YOUR INSTRUCTIONS:
Select the lines that contain "nキャッシュ" and copy each of them.

ENTRIES SHOWN:
— start —

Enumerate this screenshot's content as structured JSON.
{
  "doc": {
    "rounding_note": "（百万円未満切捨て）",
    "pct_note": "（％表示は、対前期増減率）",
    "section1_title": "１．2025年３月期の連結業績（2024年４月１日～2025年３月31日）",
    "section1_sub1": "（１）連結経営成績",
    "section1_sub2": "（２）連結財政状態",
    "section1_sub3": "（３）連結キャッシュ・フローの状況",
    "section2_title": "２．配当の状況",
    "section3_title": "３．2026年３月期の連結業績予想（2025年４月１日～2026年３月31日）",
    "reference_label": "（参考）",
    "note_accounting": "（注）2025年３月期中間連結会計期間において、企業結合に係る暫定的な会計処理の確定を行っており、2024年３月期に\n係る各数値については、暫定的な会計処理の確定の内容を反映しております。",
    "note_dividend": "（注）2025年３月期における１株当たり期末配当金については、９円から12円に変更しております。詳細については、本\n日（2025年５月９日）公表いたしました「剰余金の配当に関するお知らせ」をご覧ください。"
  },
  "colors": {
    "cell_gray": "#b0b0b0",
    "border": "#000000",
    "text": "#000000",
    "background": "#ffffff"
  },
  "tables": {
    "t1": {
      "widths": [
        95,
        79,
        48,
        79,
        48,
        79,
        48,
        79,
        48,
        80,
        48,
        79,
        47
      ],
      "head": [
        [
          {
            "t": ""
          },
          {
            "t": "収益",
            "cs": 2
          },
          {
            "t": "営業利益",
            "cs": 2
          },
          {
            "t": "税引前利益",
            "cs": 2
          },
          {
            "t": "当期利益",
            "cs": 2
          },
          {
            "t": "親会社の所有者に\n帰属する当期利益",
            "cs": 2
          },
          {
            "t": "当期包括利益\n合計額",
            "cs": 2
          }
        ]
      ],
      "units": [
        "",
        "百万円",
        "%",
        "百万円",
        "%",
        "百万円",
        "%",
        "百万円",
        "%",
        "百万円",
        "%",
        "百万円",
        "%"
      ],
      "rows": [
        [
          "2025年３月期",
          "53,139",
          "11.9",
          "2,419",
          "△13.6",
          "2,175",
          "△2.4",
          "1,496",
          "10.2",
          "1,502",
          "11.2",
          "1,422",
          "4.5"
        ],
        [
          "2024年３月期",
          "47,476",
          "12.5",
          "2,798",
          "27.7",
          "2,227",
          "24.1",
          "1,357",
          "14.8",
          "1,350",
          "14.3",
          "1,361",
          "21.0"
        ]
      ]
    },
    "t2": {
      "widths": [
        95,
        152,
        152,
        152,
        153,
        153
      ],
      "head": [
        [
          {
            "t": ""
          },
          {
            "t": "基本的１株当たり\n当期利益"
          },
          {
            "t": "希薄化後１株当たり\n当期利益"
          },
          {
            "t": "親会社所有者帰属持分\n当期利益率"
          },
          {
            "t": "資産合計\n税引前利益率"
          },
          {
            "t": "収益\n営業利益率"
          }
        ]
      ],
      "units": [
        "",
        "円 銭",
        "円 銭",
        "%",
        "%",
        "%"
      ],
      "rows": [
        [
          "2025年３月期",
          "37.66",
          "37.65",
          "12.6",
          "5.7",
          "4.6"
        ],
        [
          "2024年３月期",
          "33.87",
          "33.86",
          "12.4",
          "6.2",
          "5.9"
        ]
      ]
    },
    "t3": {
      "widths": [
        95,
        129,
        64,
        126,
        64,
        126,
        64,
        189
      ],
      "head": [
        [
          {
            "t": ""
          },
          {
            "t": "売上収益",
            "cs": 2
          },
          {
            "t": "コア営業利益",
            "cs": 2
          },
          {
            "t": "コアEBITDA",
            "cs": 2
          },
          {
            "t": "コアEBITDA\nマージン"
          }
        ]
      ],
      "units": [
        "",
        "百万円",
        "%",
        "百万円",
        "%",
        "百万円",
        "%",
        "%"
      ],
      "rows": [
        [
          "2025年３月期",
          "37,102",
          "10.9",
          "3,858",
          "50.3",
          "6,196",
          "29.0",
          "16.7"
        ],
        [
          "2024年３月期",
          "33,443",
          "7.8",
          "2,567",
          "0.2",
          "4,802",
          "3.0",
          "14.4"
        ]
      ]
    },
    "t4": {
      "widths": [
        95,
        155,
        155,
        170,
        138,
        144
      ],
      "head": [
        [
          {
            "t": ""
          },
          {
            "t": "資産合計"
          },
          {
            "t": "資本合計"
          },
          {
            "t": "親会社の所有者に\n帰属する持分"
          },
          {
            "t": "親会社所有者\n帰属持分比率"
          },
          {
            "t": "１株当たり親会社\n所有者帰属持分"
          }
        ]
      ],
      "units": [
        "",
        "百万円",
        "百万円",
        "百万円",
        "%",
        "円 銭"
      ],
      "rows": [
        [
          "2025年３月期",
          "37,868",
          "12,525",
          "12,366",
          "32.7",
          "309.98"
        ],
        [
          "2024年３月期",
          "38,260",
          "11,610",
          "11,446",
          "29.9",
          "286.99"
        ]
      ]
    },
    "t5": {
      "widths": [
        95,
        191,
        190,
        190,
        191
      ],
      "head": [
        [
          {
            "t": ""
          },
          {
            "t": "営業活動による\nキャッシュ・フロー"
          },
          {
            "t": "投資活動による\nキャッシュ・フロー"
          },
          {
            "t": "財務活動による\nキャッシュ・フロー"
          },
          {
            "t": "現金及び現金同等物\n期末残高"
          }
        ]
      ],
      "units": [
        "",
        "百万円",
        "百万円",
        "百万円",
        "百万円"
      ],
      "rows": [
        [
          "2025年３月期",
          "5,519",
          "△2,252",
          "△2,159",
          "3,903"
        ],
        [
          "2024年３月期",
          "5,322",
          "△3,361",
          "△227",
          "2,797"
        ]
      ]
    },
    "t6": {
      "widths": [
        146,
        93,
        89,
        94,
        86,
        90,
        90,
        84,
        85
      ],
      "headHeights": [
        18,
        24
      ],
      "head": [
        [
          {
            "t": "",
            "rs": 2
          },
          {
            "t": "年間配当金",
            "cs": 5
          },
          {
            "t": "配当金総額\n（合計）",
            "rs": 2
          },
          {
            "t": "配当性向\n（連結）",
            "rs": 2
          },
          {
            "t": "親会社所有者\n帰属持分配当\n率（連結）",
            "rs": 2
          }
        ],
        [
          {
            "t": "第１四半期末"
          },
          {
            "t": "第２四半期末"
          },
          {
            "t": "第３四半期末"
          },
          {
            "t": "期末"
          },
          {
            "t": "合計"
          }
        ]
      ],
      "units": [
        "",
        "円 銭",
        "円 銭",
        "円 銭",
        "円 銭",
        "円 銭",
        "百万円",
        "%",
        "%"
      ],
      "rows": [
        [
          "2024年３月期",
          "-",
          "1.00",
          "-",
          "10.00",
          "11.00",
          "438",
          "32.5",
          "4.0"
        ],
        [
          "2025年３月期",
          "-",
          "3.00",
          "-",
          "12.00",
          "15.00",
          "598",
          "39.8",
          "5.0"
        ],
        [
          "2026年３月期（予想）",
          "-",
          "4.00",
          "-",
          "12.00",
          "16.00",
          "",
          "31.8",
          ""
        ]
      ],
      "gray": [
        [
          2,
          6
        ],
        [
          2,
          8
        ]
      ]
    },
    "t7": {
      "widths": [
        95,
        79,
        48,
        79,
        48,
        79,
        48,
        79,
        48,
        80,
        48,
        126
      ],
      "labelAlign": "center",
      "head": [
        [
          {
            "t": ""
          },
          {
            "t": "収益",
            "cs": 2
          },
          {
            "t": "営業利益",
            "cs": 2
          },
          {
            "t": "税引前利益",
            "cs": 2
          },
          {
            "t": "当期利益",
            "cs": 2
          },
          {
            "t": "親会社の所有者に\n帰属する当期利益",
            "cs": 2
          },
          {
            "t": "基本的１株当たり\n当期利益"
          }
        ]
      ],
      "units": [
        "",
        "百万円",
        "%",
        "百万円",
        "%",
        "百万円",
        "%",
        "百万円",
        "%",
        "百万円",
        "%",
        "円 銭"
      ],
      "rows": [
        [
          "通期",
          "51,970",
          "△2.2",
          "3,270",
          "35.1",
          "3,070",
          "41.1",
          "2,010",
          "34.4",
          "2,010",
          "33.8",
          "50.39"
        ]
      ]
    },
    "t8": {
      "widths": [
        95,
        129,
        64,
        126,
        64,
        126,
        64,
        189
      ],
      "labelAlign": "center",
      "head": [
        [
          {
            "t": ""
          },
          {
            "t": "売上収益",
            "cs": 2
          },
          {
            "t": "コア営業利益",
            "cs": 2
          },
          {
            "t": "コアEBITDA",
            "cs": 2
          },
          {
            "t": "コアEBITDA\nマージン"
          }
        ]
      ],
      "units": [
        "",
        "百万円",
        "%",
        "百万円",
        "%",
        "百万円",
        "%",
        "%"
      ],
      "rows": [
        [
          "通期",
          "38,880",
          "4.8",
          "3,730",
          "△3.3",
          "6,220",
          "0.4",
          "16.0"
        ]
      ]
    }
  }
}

— end —

RESPONSE:
            "t": "営業活動による\nキャッシュ・フロー"
            "t": "投資活動による\nキャッシュ・フロー"
            "t": "財務活動による\nキャッシュ・フロー"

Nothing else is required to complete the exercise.